Figure contents as structured data
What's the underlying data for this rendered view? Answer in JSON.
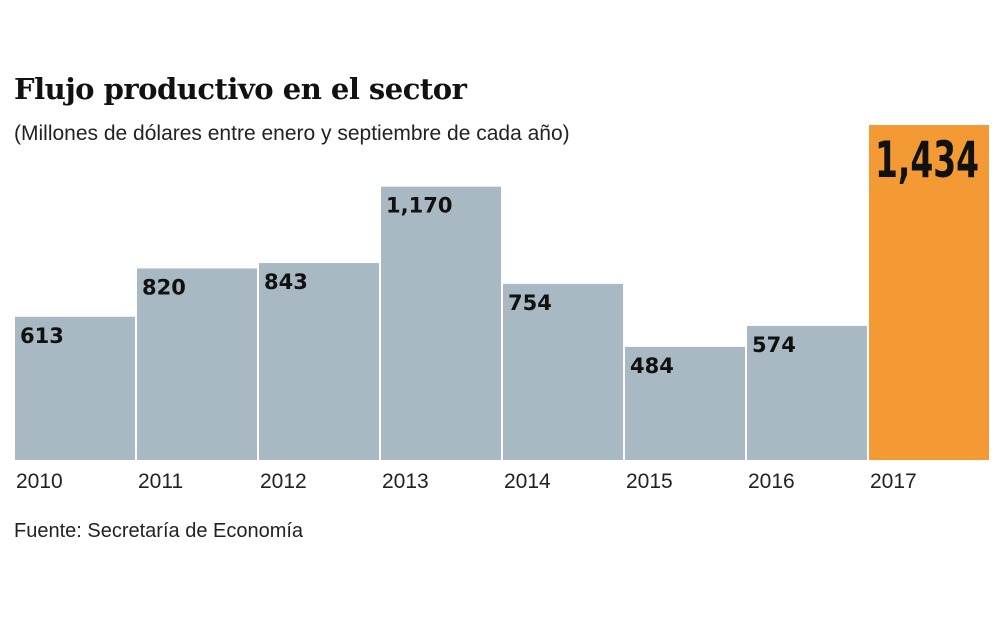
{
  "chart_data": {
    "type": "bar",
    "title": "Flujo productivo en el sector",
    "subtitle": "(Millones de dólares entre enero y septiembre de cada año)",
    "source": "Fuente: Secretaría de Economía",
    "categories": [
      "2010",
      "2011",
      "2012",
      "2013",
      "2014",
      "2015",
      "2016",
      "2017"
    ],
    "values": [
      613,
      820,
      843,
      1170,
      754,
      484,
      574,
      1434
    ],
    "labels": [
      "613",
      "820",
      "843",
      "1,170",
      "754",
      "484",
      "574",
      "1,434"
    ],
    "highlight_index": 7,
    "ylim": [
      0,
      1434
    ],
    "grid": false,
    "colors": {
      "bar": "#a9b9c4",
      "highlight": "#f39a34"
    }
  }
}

THE TASK:
Write out the records above exactly as they appear, leaving out any pictures.

EXPECTED OUTPUT:
What's the underlying data for this rendered view? Answer in JSON.
{
  "chart_data": {
    "type": "bar",
    "title": "Flujo productivo en el sector",
    "subtitle": "(Millones de dólares entre enero y septiembre de cada año)",
    "source": "Fuente: Secretaría de Economía",
    "categories": [
      "2010",
      "2011",
      "2012",
      "2013",
      "2014",
      "2015",
      "2016",
      "2017"
    ],
    "values": [
      613,
      820,
      843,
      1170,
      754,
      484,
      574,
      1434
    ],
    "labels": [
      "613",
      "820",
      "843",
      "1,170",
      "754",
      "484",
      "574",
      "1,434"
    ],
    "highlight_index": 7,
    "ylim": [
      0,
      1434
    ],
    "grid": false,
    "colors": {
      "bar": "#a9b9c4",
      "highlight": "#f39a34"
    }
  }
}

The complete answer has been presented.